(Stored data entries)
=======

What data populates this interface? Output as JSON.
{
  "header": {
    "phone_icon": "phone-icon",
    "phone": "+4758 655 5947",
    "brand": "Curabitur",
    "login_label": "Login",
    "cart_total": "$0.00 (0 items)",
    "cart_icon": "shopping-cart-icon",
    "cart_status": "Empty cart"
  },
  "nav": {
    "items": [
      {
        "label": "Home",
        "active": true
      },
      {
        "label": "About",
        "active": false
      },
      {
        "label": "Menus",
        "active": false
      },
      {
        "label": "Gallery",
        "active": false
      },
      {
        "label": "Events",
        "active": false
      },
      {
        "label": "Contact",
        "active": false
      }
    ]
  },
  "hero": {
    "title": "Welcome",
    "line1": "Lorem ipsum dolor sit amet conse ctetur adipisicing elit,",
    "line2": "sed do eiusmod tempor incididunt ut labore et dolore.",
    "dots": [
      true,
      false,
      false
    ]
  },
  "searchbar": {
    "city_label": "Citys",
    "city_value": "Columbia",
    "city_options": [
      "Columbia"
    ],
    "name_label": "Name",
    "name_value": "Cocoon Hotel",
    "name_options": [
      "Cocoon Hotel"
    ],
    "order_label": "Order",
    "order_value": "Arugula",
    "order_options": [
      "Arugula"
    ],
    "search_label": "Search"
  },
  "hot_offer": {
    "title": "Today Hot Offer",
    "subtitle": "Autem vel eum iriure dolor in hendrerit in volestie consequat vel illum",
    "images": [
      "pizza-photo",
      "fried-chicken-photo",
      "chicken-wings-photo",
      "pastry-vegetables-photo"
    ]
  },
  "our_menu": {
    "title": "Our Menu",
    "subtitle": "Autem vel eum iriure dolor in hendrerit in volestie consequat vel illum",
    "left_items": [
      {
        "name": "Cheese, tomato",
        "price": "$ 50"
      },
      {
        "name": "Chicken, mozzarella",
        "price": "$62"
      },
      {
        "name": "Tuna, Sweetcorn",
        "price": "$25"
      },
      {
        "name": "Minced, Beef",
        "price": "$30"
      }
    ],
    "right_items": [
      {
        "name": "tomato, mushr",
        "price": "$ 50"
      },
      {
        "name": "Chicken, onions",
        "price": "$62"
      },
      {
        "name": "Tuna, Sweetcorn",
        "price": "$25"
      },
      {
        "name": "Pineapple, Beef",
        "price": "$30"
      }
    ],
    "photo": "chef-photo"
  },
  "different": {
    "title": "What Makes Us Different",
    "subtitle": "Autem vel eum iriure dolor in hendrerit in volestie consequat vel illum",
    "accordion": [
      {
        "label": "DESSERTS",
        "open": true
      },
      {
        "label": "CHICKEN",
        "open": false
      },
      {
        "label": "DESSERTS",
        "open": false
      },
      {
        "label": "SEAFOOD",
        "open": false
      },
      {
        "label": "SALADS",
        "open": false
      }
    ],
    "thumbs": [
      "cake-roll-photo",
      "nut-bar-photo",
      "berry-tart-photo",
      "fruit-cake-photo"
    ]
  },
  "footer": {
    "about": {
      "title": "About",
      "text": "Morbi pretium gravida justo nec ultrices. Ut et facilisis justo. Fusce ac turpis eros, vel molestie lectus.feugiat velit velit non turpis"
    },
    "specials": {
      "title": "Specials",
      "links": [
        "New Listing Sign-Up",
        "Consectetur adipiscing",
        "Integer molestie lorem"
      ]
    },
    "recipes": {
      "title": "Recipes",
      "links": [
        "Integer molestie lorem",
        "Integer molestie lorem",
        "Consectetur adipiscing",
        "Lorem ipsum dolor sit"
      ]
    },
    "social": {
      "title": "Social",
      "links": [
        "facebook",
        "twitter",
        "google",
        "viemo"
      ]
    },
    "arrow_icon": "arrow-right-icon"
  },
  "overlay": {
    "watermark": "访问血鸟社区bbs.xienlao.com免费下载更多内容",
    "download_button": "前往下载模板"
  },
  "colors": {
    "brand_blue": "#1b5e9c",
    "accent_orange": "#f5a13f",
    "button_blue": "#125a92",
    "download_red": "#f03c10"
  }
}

=======

**DO THIS**
Gather from the entries above all lines that include the string "tomato".

**WRITTEN ANSWER**
        "name": "Cheese, tomato",
        "name": "tomato, mushr",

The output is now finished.